— Exercise requirements —
Transcribe the data that follows precisely, omitting nothing.
─── Given records
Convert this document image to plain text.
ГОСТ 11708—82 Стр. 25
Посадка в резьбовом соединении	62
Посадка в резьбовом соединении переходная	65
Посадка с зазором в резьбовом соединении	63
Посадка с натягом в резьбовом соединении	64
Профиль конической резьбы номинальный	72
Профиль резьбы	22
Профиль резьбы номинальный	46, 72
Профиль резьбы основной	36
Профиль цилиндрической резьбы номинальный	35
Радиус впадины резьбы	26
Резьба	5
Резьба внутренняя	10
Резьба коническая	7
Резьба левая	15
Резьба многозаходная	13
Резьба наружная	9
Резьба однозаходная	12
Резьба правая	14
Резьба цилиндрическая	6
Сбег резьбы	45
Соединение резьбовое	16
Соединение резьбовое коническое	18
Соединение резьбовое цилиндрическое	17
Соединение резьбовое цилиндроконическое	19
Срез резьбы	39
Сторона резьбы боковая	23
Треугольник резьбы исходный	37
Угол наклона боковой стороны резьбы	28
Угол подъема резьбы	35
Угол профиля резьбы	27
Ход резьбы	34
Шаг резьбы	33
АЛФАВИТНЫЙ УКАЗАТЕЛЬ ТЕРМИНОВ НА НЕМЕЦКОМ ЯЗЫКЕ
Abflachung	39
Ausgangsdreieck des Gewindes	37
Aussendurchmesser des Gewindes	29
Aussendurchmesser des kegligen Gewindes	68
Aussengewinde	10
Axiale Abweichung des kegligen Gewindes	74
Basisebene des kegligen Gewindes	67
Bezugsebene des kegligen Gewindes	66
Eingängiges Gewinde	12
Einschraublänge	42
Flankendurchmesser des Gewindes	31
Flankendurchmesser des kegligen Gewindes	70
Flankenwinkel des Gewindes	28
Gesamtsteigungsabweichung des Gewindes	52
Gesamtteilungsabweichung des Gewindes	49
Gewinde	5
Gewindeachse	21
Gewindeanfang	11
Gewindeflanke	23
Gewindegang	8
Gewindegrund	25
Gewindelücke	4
──────
— Solved exercise —
Convert this document image to plain text.
ГОСТ 11708—82 Стр. 25
Посадка в резьбовом соединении	62
Посадка в резьбовом соединении переходная	65
Посадка с зазором в резьбовом соединении	63
Посадка с натягом в резьбовом соединении	64
Профиль конической резьбы номинальный	72
Профиль резьбы	22
Профиль резьбы номинальный	46, 72
Профиль резьбы основной	36
Профиль цилиндрической резьбы номинальный	35
Радиус впадины резьбы	26
Резьба	5
Резьба внутренняя	10
Резьба коническая	7
Резьба левая	15
Резьба многозаходная	13
Резьба наружная	9
Резьба однозаходная	12
Резьба правая	14
Резьба цилиндрическая	6
Сбег резьбы	45
Соединение резьбовое	16
Соединение резьбовое коническое	18
Соединение резьбовое цилиндрическое	17
Соединение резьбовое цилиндроконическое	19
Срез резьбы	39
Сторона резьбы боковая	23
Треугольник резьбы исходный	37
Угол наклона боковой стороны резьбы	28
Угол подъема резьбы	35
Угол профиля резьбы	27
Ход резьбы	34
Шаг резьбы	33
АЛФАВИТНЫЙ УКАЗАТЕЛЬ ТЕРМИНОВ НА НЕМЕЦКОМ ЯЗЫКЕ
Abflachung	39
Ausgangsdreieck des Gewindes	37
Aussendurchmesser des Gewindes	29
Aussendurchmesser des kegligen Gewindes	68
Aussengewinde	10
Axiale Abweichung des kegligen Gewindes	74
Basisebene des kegligen Gewindes	67
Bezugsebene des kegligen Gewindes	66
Eingängiges Gewinde	12
Einschraublänge	42
Flankendurchmesser des Gewindes	31
Flankendurchmesser des kegligen Gewindes	70
Flankenwinkel des Gewindes	28
Gesamtsteigungsabweichung des Gewindes	52
Gesamtteilungsabweichung des Gewindes	49
Gewinde	5
Gewindeachse	21
Gewindeanfang	11
Gewindeflanke	23
Gewindegang	8
Gewindegrund	25
Gewindelücke	4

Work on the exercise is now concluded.